Written exercise ->
Write the number of lines holding the word "color", and nothing else.

= = = =

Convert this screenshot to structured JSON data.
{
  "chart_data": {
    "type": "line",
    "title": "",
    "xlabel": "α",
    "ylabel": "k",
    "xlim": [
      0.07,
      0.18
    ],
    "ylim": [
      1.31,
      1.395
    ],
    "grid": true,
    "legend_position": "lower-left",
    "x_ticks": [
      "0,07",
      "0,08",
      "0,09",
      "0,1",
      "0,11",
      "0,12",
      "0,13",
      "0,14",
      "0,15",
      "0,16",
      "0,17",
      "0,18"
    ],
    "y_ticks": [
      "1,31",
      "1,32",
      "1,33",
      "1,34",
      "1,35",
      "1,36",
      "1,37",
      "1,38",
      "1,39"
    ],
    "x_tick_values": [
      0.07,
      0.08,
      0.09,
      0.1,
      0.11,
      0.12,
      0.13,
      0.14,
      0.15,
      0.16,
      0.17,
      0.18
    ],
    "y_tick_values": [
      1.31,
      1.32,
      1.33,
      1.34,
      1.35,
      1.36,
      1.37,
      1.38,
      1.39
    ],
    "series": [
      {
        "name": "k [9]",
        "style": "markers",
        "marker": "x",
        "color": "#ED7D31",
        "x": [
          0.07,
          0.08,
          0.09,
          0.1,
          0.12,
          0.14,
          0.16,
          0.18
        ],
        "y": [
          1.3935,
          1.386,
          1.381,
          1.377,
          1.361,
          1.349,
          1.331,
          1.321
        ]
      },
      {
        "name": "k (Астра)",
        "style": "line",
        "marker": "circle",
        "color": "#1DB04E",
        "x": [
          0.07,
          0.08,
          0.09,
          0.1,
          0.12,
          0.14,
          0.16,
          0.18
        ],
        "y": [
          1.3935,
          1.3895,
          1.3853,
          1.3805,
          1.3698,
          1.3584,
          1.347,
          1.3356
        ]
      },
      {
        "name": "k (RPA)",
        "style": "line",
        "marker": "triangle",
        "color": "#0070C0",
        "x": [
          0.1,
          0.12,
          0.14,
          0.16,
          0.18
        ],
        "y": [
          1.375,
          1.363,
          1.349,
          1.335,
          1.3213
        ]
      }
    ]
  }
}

= = = =

Exercise answer ->
3